[54]. Впрочем, в “Племяннике Рамо” – великолепном портрете необузданного гения, сталкивающегося с ограничениями цивилизованной жизни – композитор превратился в знаменитого музыканта, который “создал столько смутных видений и апокалиптических истин из области теории музыки”, что “ни он сам, ни кто бы то ни было другой никогда не мог [в них] разобраться”[55].
Строго говоря, “смутные видения” составляли лишь половину его творческого наследия. В своих ранних работах Рамо впервые применил к музыке научный подход, сформулировав принципы гармонической разработки, используемые по сей день. Именно Рамо первым предположил, что аккорд, образованный нотами до, ми и соль, – это тот же самый аккорд, который образуется, если поставить ми снизу, соль в середине и до наверху. Своими предшественниками в поиске универсальных законов, оперирующих механическими терминами и уподобляющих диссонантные созвучия сталкивающимся предметам, он считал одновременно Декарта и Ньютона. И Рамо таки разработал научную теорию музыки, основанную на принципе звучащего тела, вывел единый набор тонов, которые производит любой колеблющийся объект и через которые, как он считал, сама природа диктует нам правила музыкальной гармонии.

# # # #

**ЗАДАНИЯ ДЛЯ ВЫПОЛНЕНИЯ**.
(a) Кого, согласно фрагменту о Рамо, композитор считал своими предшественниками в поиске универсальных законов?
(b) Определите, согласуются ли с фрагментом о Рамо следующие утверждения. Для каждого ответьте «да» или «нет» и приведите точную цитату, которая это решает.
(i) В «Племяннике Рамо» композитор превратился в знаменитого музыканта.
(ii) Рамо первым применил к музыке научный подход.
(iii) По мнению Рамо, аккорд из нот до, ми и соль становится другим аккордом, если поставить ми снизу, соль в середине и до наверху.

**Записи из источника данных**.
# # # #

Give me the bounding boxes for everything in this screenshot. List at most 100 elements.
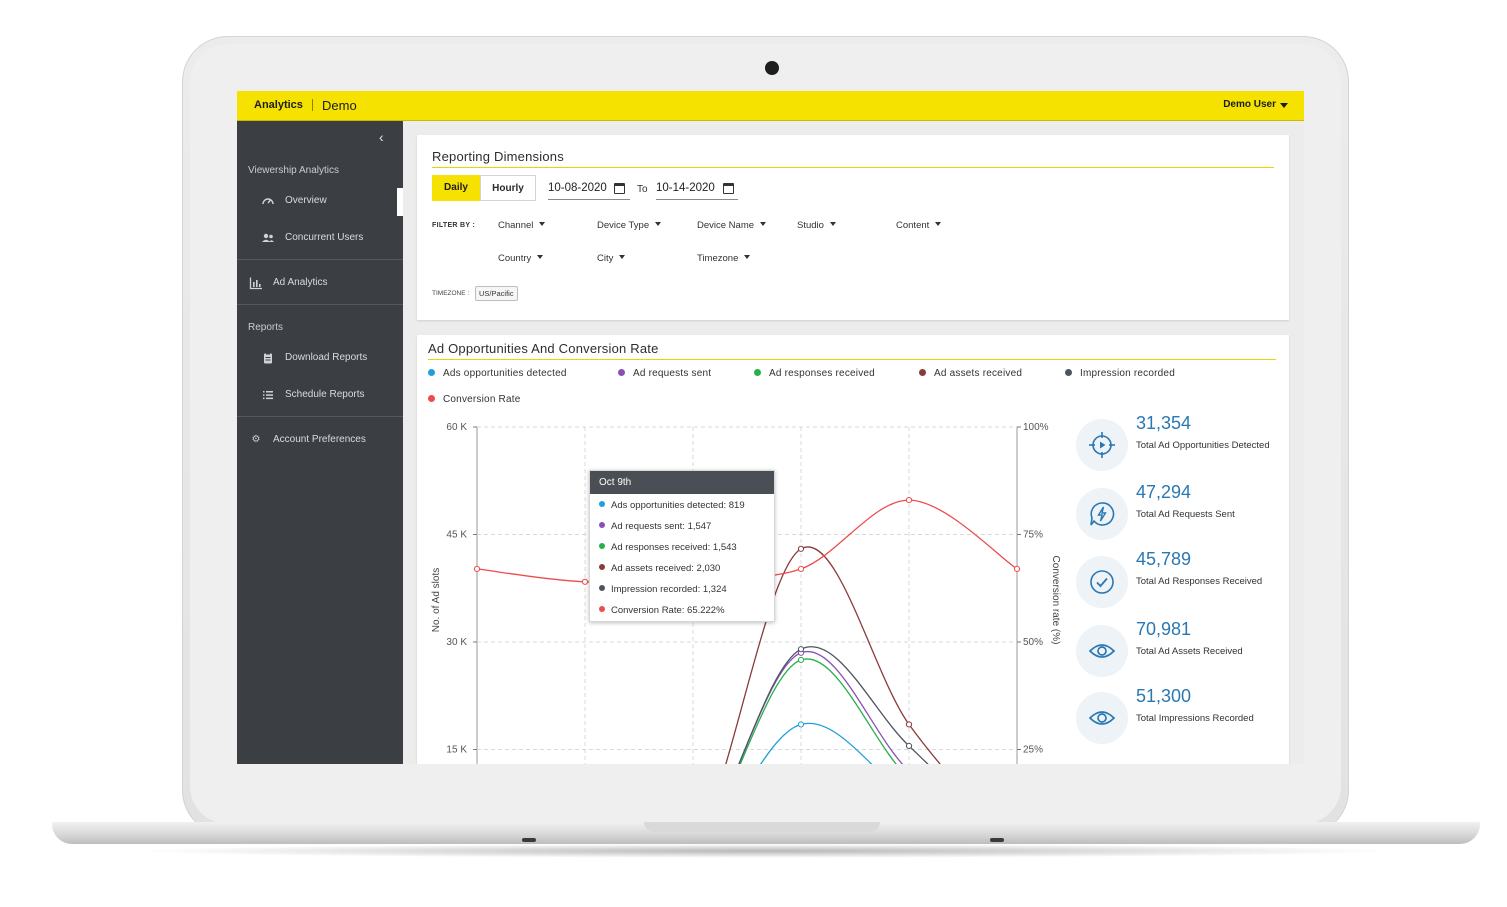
sidebar-item-concurrent-users[interactable]: Concurrent Users <box>237 225 403 251</box>
legend-item[interactable]: Ad responses received <box>754 368 875 379</box>
tooltip-dot <box>599 585 605 591</box>
data-point <box>581 578 589 585</box>
filter-studio[interactable]: Studio <box>797 220 836 231</box>
title-underline <box>432 167 1274 168</box>
laptop-foot <box>990 838 1004 842</box>
sidebar-item-schedule-reports[interactable]: Schedule Reports <box>237 382 403 408</box>
timezone-chip[interactable]: US/Pacific <box>475 286 518 301</box>
caret-down-icon <box>935 222 942 226</box>
clipboard-icon <box>261 351 275 365</box>
eye-icon <box>1089 644 1115 658</box>
y-tick-label: 45 K <box>446 530 467 541</box>
legend-item[interactable]: Impression recorded <box>1065 368 1175 379</box>
stat-icon-bubble <box>1076 419 1128 471</box>
brand-divider <box>312 99 313 111</box>
legend-item[interactable]: Ad requests sent <box>618 368 711 379</box>
tooltip-text: Conversion Rate: 65.222% <box>611 605 725 616</box>
legend-dot <box>428 395 435 402</box>
tooltip-text: Ads opportunities detected: 819 <box>611 500 745 511</box>
legend-label: Conversion Rate <box>443 394 521 405</box>
stat-label: Total Ad Assets Received <box>1136 646 1243 657</box>
title-underline <box>428 359 1276 360</box>
stat-icon-bubble <box>1076 488 1128 540</box>
filter-label: City <box>597 253 614 264</box>
caret-down-icon <box>655 222 662 226</box>
sidebar-item-download-reports[interactable]: Download Reports <box>237 345 403 371</box>
legend-dot <box>618 369 625 376</box>
legend-item[interactable]: Ad assets received <box>919 368 1022 379</box>
tooltip-text: Ad responses received: 1,543 <box>611 542 737 553</box>
sidebar-item-overview[interactable]: Overview <box>237 188 403 216</box>
filter-content[interactable]: Content <box>896 220 942 231</box>
series-line <box>738 646 929 764</box>
legend-item[interactable]: Conversion Rate <box>428 394 520 405</box>
series-line <box>739 658 897 764</box>
stat-icon-bubble <box>1076 625 1128 677</box>
lightning-bubble-icon <box>1090 502 1115 526</box>
filter-by-label: FILTER BY : <box>432 222 476 229</box>
hourly-toggle[interactable]: Hourly <box>480 175 536 201</box>
stat-label: Total Ad Opportunities Detected <box>1136 440 1270 451</box>
stat-value: 47,294 <box>1136 482 1192 502</box>
legend-label: Impression recorded <box>1080 368 1175 379</box>
calendar-icon[interactable] <box>614 183 625 194</box>
caret-down-icon[interactable] <box>1280 103 1288 108</box>
filter-city[interactable]: City <box>597 253 626 264</box>
y-tick-label: 30 K <box>446 637 467 648</box>
filter-label: Country <box>498 253 532 264</box>
calendar-icon[interactable] <box>723 183 734 194</box>
speedometer-icon <box>261 194 275 208</box>
chart-tooltip: Oct 9th Ads opportunities detected: 819 … <box>589 470 775 622</box>
data-point <box>905 497 913 504</box>
sidebar-divider <box>237 259 403 260</box>
list-icon <box>261 388 275 402</box>
y-tick-label: 60 K <box>446 422 467 433</box>
caret-down-icon <box>539 222 546 226</box>
tooltip-dot <box>599 543 605 549</box>
filter-device-name[interactable]: Device Name <box>697 220 767 231</box>
user-menu[interactable]: Demo User <box>1223 99 1276 110</box>
laptop-notch <box>644 822 880 832</box>
gear-icon: ⚙ <box>251 434 261 445</box>
y2-axis-label: Conversion rate (%) <box>1050 556 1061 645</box>
filter-device-type[interactable]: Device Type <box>597 220 662 231</box>
y2-tick-label: 25% <box>1023 745 1043 756</box>
date-from-input[interactable]: 10-08-2020 <box>548 182 607 194</box>
legend-item[interactable]: Ads opportunities detected <box>428 368 567 379</box>
filter-country[interactable]: Country <box>498 253 544 264</box>
filter-channel[interactable]: Channel <box>498 220 546 231</box>
reporting-dimensions-card: Reporting Dimensions Daily Hourly 10-08-… <box>417 135 1289 320</box>
stat-value: 45,789 <box>1136 549 1192 569</box>
filter-label: Device Type <box>597 220 650 231</box>
card-title: Reporting Dimensions <box>432 149 564 164</box>
stat-value: 70,981 <box>1136 619 1192 639</box>
data-point <box>797 646 805 653</box>
sidebar-item-ad-analytics[interactable]: Ad Analytics <box>237 270 403 296</box>
chevron-left-icon[interactable]: ‹ <box>379 129 384 145</box>
legend-label: Ad responses received <box>769 368 875 379</box>
filter-label: Studio <box>797 220 824 231</box>
sidebar-item-label: Schedule Reports <box>285 389 365 400</box>
caret-down-icon <box>829 222 836 226</box>
legend-dot <box>919 369 926 376</box>
check-circle-icon <box>1090 570 1114 594</box>
top-bar: Analytics Demo Demo User <box>237 91 1304 121</box>
brand-name[interactable]: Analytics <box>254 99 303 111</box>
eye-icon <box>1089 711 1115 725</box>
tooltip-header: Oct 9th <box>590 471 774 494</box>
tooltip-text: Ad requests sent: 1,547 <box>611 521 712 532</box>
filter-label: Device Name <box>697 220 755 231</box>
y-axis-label: No. of Ad slots <box>431 568 442 632</box>
legend-dot <box>754 369 761 376</box>
sidebar: ‹ Viewership Analytics Overview Concurre… <box>237 121 403 764</box>
legend-label: Ad requests sent <box>633 368 712 379</box>
filter-label: Content <box>896 220 930 231</box>
sidebar-item-account-preferences[interactable]: ⚙ Account Preferences <box>237 427 403 453</box>
stat-icon-bubble <box>1076 556 1128 608</box>
filter-timezone[interactable]: Timezone <box>697 253 751 264</box>
date-to-input[interactable]: 10-14-2020 <box>656 182 715 194</box>
tooltip-text: Ad assets received: 2,030 <box>611 563 721 574</box>
tooltip-row: Impression recorded: 1,324 <box>599 584 727 595</box>
legend-label: Ads opportunities detected <box>443 368 567 379</box>
daily-toggle[interactable]: Daily <box>432 175 480 201</box>
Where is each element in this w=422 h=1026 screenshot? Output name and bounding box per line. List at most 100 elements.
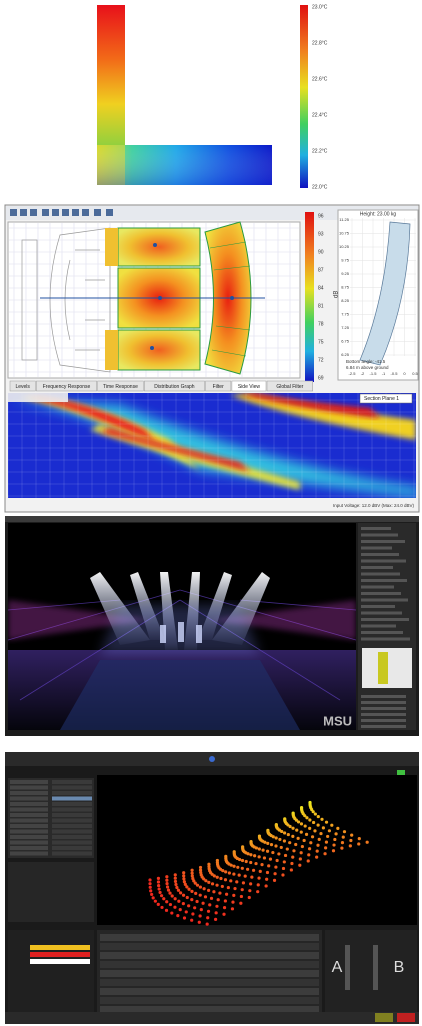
tab[interactable]: [97, 380, 144, 392]
led-dot: [249, 860, 253, 865]
led-dot: [182, 877, 186, 881]
led-dot: [349, 838, 353, 843]
list-row: [10, 796, 48, 801]
led-dot: [324, 846, 328, 850]
led-dot: [198, 914, 202, 918]
led-dot: [313, 829, 317, 833]
led-dot: [304, 832, 309, 836]
led-dot: [271, 835, 275, 839]
led-dot: [272, 878, 277, 882]
tab-label[interactable]: Levels: [15, 384, 30, 390]
led-dot: [302, 838, 306, 843]
thermal-colorbar: [300, 5, 308, 188]
sidebar-row: [361, 559, 406, 563]
led-dot: [331, 849, 336, 853]
scale-label: 78: [318, 321, 324, 327]
axis-label: 7.75: [341, 312, 350, 317]
led-dot: [157, 883, 161, 888]
led-dot: [185, 885, 189, 889]
scale-label: 84: [318, 285, 324, 291]
tab[interactable]: [266, 380, 313, 392]
list-row: [10, 851, 48, 856]
sidebar-row: [361, 695, 406, 698]
led-dot: [195, 883, 200, 887]
section-plane[interactable]: Section Plane 1: [364, 396, 399, 402]
led-dot: [174, 882, 178, 887]
tab[interactable]: [205, 380, 232, 392]
list-row: [10, 824, 48, 828]
led-dot: [183, 882, 187, 887]
led-dot: [357, 837, 361, 841]
led-dot: [195, 899, 199, 904]
led-dot: [260, 863, 264, 867]
axis-label: 10.75: [339, 231, 350, 236]
led-dot: [307, 847, 312, 851]
led-dot: [274, 865, 278, 869]
led-dot: [246, 852, 250, 856]
led-dot: [203, 895, 208, 899]
led-dot: [198, 868, 203, 872]
tab-label[interactable]: Time Response: [103, 384, 138, 390]
led-dot: [257, 847, 261, 851]
led-dot: [222, 906, 227, 910]
led-dot: [160, 905, 164, 910]
tab-label[interactable]: Frequency Response: [43, 384, 91, 390]
led-dot: [177, 899, 181, 903]
led-dot: [223, 878, 228, 882]
led-dot: [148, 885, 152, 889]
axis-label: 10.25: [339, 244, 350, 249]
tab[interactable]: [36, 380, 97, 392]
led-dot: [156, 902, 160, 906]
list-row: [10, 791, 48, 795]
table-row: [100, 970, 319, 977]
sidebar-row: [361, 605, 395, 608]
led-dot: [182, 871, 186, 875]
led-dot: [279, 845, 283, 850]
led-dot: [213, 917, 218, 921]
scale-label: 22.2°C: [312, 148, 328, 154]
led-dot: [263, 840, 267, 844]
led-dot: [182, 874, 186, 878]
list-row: [52, 813, 92, 817]
led-dot: [227, 871, 231, 875]
tab-label[interactable]: Filter: [213, 384, 224, 390]
status-bar: Input Voltage: 12.0 dBV (Max: 24.0 dBV): [333, 503, 415, 508]
list-row: [10, 846, 48, 850]
led-dot: [342, 830, 347, 834]
led-dot: [294, 818, 298, 822]
led-dot: [150, 892, 154, 897]
led-dot: [320, 817, 324, 821]
led-dot: [165, 882, 169, 886]
axis-label: -1.5: [370, 371, 378, 376]
led-dot: [278, 837, 282, 842]
tab-label[interactable]: Global Filter: [276, 384, 303, 390]
led-dot: [298, 857, 302, 861]
array-ground: 6.84 m above ground: [346, 365, 389, 370]
tab[interactable]: [9, 380, 36, 392]
tab[interactable]: [144, 380, 205, 392]
led-dot: [197, 920, 201, 924]
sidebar-row: [361, 598, 408, 602]
led-dot: [254, 846, 259, 850]
led-dot: [148, 878, 152, 882]
led-dot: [291, 834, 295, 838]
sidebar-row: [361, 546, 392, 550]
list-row: [52, 829, 92, 834]
tab-label[interactable]: Distribution Graph: [154, 384, 195, 390]
led-dot: [265, 849, 270, 853]
list-row: [52, 785, 92, 790]
led-dot: [215, 875, 219, 879]
sidebar-row: [361, 540, 405, 543]
led-dot: [282, 839, 287, 843]
axis-label: 9.75: [341, 258, 350, 263]
led-dot: [326, 834, 330, 839]
led-dot: [175, 885, 179, 890]
led-dot: [258, 869, 262, 873]
sidebar-row: [361, 553, 399, 556]
tab-label[interactable]: Side View: [238, 384, 261, 390]
led-dot: [185, 895, 189, 900]
sidebar-row: [361, 725, 406, 728]
sidebar-row: [361, 585, 394, 589]
tab[interactable]: [231, 380, 267, 392]
led-dot: [285, 847, 289, 851]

# # # #

**ОЖИДАЕМЫЕ ОТВЕТЫ**.
(a) Декарта и Ньютона.

(b)
(i) Да: «композитор превратился в знаменитого музыканта».
(ii) Да: «В своих ранних работах Рамо впервые применил к музыке научный подход».
(iii) Нет: «это тот же самый аккорд, который образуется, если поставить ми снизу, соль в середине и до наверху».